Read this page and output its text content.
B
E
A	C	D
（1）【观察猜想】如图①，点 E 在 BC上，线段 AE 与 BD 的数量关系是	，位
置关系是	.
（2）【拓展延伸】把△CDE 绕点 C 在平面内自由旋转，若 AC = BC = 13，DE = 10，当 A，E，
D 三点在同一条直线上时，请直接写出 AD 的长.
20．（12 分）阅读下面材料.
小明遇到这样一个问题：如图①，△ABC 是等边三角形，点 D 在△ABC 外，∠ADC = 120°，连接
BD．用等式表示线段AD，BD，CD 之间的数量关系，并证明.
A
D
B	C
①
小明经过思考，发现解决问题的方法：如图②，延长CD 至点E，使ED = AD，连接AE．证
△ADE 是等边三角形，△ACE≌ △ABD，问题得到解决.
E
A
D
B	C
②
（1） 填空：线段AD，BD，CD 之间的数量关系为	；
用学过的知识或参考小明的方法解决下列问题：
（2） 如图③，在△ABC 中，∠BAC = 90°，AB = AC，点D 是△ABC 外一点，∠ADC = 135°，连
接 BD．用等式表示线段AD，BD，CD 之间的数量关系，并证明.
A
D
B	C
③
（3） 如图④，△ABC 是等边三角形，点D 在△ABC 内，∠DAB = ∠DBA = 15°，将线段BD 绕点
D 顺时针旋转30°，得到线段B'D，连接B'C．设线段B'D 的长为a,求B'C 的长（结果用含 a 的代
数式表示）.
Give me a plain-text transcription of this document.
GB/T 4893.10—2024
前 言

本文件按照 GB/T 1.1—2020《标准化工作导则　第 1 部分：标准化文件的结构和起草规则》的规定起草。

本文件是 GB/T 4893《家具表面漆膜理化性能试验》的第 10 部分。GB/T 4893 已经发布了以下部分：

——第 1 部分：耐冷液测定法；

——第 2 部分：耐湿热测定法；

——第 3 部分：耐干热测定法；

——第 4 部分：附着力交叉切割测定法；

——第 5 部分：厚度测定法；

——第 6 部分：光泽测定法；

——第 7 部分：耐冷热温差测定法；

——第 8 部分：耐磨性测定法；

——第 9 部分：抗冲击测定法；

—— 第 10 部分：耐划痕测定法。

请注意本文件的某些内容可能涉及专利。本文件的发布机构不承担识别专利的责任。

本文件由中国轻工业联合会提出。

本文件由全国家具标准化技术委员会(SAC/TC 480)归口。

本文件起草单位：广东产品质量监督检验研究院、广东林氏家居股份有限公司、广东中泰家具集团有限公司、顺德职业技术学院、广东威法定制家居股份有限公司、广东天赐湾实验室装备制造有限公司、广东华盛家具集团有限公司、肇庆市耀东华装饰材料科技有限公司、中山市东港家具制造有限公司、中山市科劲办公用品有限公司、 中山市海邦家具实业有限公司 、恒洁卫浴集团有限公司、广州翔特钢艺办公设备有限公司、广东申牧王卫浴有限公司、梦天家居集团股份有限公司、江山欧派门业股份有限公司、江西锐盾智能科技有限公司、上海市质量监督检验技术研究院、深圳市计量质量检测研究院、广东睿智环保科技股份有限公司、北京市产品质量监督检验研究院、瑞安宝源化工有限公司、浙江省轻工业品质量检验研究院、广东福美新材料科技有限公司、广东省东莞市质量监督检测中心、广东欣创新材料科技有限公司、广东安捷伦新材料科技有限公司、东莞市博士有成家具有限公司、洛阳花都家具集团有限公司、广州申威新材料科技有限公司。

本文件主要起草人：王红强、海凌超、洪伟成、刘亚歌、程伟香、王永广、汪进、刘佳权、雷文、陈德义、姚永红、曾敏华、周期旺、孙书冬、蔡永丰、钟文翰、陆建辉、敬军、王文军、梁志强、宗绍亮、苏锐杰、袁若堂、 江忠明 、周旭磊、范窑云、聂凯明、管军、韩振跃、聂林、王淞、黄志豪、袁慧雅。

=======

▶ [TASK REQUIREMENTS] Every entry must be retyped in full, exactly as given.

▶ [CORRECT OUTPUT]
Read this page and output its text content.
B
E
A	C	D
（1）【观察猜想】如图①，点 E 在 BC上，线段 AE 与 BD 的数量关系是	，位
置关系是	.
（2）【拓展延伸】把△CDE 绕点 C 在平面内自由旋转，若 AC = BC = 13，DE = 10，当 A，E，
D 三点在同一条直线上时，请直接写出 AD 的长.
20．（12 分）阅读下面材料.
小明遇到这样一个问题：如图①，△ABC 是等边三角形，点 D 在△ABC 外，∠ADC = 120°，连接
BD．用等式表示线段AD，BD，CD 之间的数量关系，并证明.
A
D
B	C
①
小明经过思考，发现解决问题的方法：如图②，延长CD 至点E，使ED = AD，连接AE．证
△ADE 是等边三角形，△ACE≌ △ABD，问题得到解决.
E
A
D
B	C
②
（1） 填空：线段AD，BD，CD 之间的数量关系为	；
用学过的知识或参考小明的方法解决下列问题：
（2） 如图③，在△ABC 中，∠BAC = 90°，AB = AC，点D 是△ABC 外一点，∠ADC = 135°，连
接 BD．用等式表示线段AD，BD，CD 之间的数量关系，并证明.
A
D
B	C
③
（3） 如图④，△ABC 是等边三角形，点D 在△ABC 内，∠DAB = ∠DBA = 15°，将线段BD 绕点
D 顺时针旋转30°，得到线段B'D，连接B'C．设线段B'D 的长为a,求B'C 的长（结果用含 a 的代
数式表示）.
Give me a plain-text transcription of this document.
GB/T 4893.10—2024
前 言

本文件按照 GB/T 1.1—2020《标准化工作导则　第 1 部分：标准化文件的结构和起草规则》的规定起草。

本文件是 GB/T 4893《家具表面漆膜理化性能试验》的第 10 部分。GB/T 4893 已经发布了以下部分：

——第 1 部分：耐冷液测定法；

——第 2 部分：耐湿热测定法；

——第 3 部分：耐干热测定法；

——第 4 部分：附着力交叉切割测定法；

——第 5 部分：厚度测定法；

——第 6 部分：光泽测定法；

——第 7 部分：耐冷热温差测定法；

——第 8 部分：耐磨性测定法；

——第 9 部分：抗冲击测定法；

—— 第 10 部分：耐划痕测定法。

请注意本文件的某些内容可能涉及专利。本文件的发布机构不承担识别专利的责任。

本文件由中国轻工业联合会提出。

本文件由全国家具标准化技术委员会(SAC/TC 480)归口。

本文件起草单位：广东产品质量监督检验研究院、广东林氏家居股份有限公司、广东中泰家具集团有限公司、顺德职业技术学院、广东威法定制家居股份有限公司、广东天赐湾实验室装备制造有限公司、广东华盛家具集团有限公司、肇庆市耀东华装饰材料科技有限公司、中山市东港家具制造有限公司、中山市科劲办公用品有限公司、 中山市海邦家具实业有限公司 、恒洁卫浴集团有限公司、广州翔特钢艺办公设备有限公司、广东申牧王卫浴有限公司、梦天家居集团股份有限公司、江山欧派门业股份有限公司、江西锐盾智能科技有限公司、上海市质量监督检验技术研究院、深圳市计量质量检测研究院、广东睿智环保科技股份有限公司、北京市产品质量监督检验研究院、瑞安宝源化工有限公司、浙江省轻工业品质量检验研究院、广东福美新材料科技有限公司、广东省东莞市质量监督检测中心、广东欣创新材料科技有限公司、广东安捷伦新材料科技有限公司、东莞市博士有成家具有限公司、洛阳花都家具集团有限公司、广州申威新材料科技有限公司。

本文件主要起草人：王红强、海凌超、洪伟成、刘亚歌、程伟香、王永广、汪进、刘佳权、雷文、陈德义、姚永红、曾敏华、周期旺、孙书冬、蔡永丰、钟文翰、陆建辉、敬军、王文军、梁志强、宗绍亮、苏锐杰、袁若堂、 江忠明 、周旭磊、范窑云、聂凯明、管军、韩振跃、聂林、王淞、黄志豪、袁慧雅。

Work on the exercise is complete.